Set down each line of the material that follows, exactly, with no pictures.

━━━ EXERCISE MATERIALS

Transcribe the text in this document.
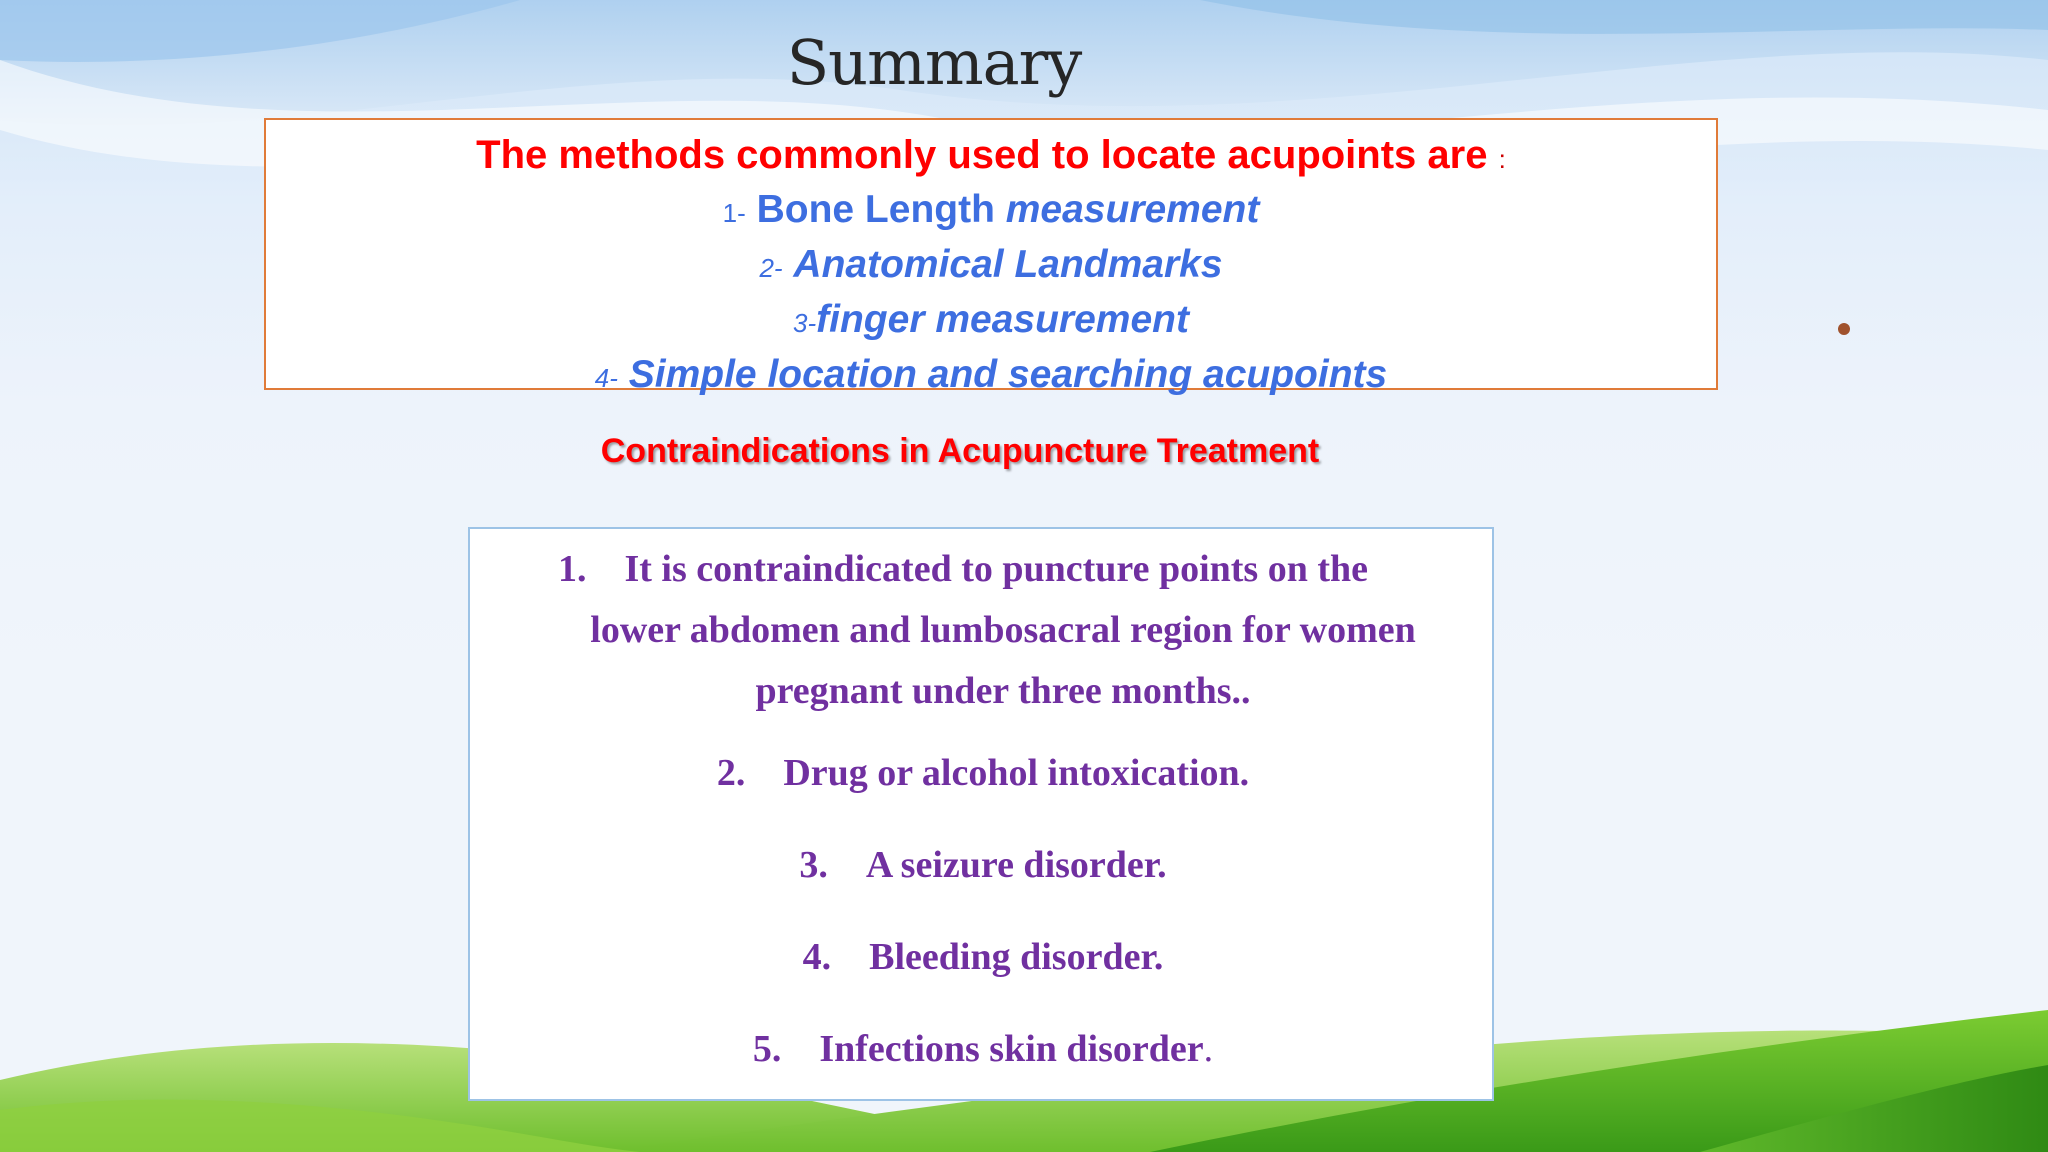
Summary
The methods commonly used to locate acupoints are :
1- Bone Length measurement
2- Anatomical Landmarks
3-finger measurement
4- Simple location and searching acupoints
Contraindications in Acupuncture Treatment
1. It is contraindicated to puncture points on the
lower abdomen and lumbosacral region for women
pregnant under three months..
2. Drug or alcohol intoxication.
3. A seizure disorder.
4. Bleeding disorder.
5. Infections skin disorder.
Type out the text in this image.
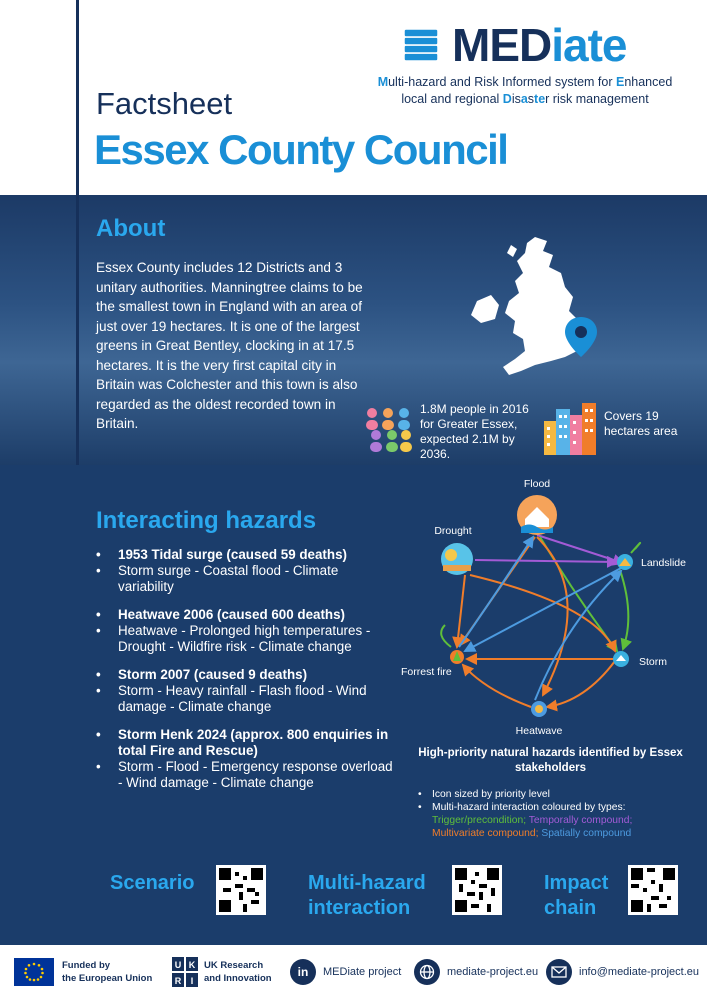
MEDiate
Multi-hazard and Risk Informed system for Enhanced
local and regional Disaster risk management
Factsheet
Essex County Council
About
Essex County includes 12 Districts and 3 unitary authorities. Manningtree claims to be the smallest town in England with an area of just over 19 hectares. It is one of the largest greens in Great Bentley, clocking in at 17.5 hectares. It is the very first capital city in Britain was Colchester and this town is also regarded as the oldest recorded town in Britain.
1.8M people in 2016 for Greater Essex, expected 2.1M by 2036.
Covers 19 hectares area
Interacting hazards
•	1953 Tidal surge (caused 59 deaths)
•	Storm surge - Coastal flood - Climate variability
•	Heatwave 2006 (caused 600 deaths)
•	Heatwave - Prolonged high temperatures - Drought - Wildfire risk - Climate change
•	Storm 2007 (caused 9 deaths)
•	Storm - Heavy rainfall - Flash flood - Wind damage - Climate change
•	Storm Henk 2024 (approx. 800 enquiries in total Fire and Rescue)
•	Storm - Flood - Emergency response overload - Wind damage - Climate change
Flood
Drought
Landslide
Forrest fire
Storm
Heatwave
High-priority natural hazards identified by Essex stakeholders
•	Icon sized by priority level
•	Multi-hazard interaction coloured by types:
Trigger/precondition; Temporally compound;
Multivariate compound; Spatially compound
Scenario	Multi-hazard
interaction
Impact
chain
Funded by
the European Union
U K
R I
UK Research
and Innovation	in	MEDiate project	mediate-project.eu	info@mediate-project.eu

━━━━━━

COMPLETED EXERCISE:
Transcribe the text in this document.
Summary
The methods commonly used to locate acupoints are :
1- Bone Length measurement
2- Anatomical Landmarks
3-finger measurement
4- Simple location and searching acupoints
Contraindications in Acupuncture Treatment
1. It is contraindicated to puncture points on the
lower abdomen and lumbosacral region for women
pregnant under three months..
2. Drug or alcohol intoxication.
3. A seizure disorder.
4. Bleeding disorder.
5. Infections skin disorder.
Type out the text in this image.
MEDiate
Multi-hazard and Risk Informed system for Enhanced
local and regional Disaster risk management
Factsheet
Essex County Council
About
Essex County includes 12 Districts and 3 unitary authorities. Manningtree claims to be the smallest town in England with an area of just over 19 hectares. It is one of the largest greens in Great Bentley, clocking in at 17.5 hectares. It is the very first capital city in Britain was Colchester and this town is also regarded as the oldest recorded town in Britain.
1.8M people in 2016 for Greater Essex, expected 2.1M by 2036.
Covers 19 hectares area
Interacting hazards
•	1953 Tidal surge (caused 59 deaths)
•	Storm surge - Coastal flood - Climate variability
•	Heatwave 2006 (caused 600 deaths)
•	Heatwave - Prolonged high temperatures - Drought - Wildfire risk - Climate change
•	Storm 2007 (caused 9 deaths)
•	Storm - Heavy rainfall - Flash flood - Wind damage - Climate change
•	Storm Henk 2024 (approx. 800 enquiries in total Fire and Rescue)
•	Storm - Flood - Emergency response overload - Wind damage - Climate change
Flood
Drought
Landslide
Forrest fire
Storm
Heatwave
High-priority natural hazards identified by Essex stakeholders
•	Icon sized by priority level
•	Multi-hazard interaction coloured by types:
Trigger/precondition; Temporally compound;
Multivariate compound; Spatially compound
Scenario	Multi-hazard
interaction
Impact
chain
Funded by
the European Union
U K
R I
UK Research
and Innovation	in	MEDiate project	mediate-project.eu	info@mediate-project.eu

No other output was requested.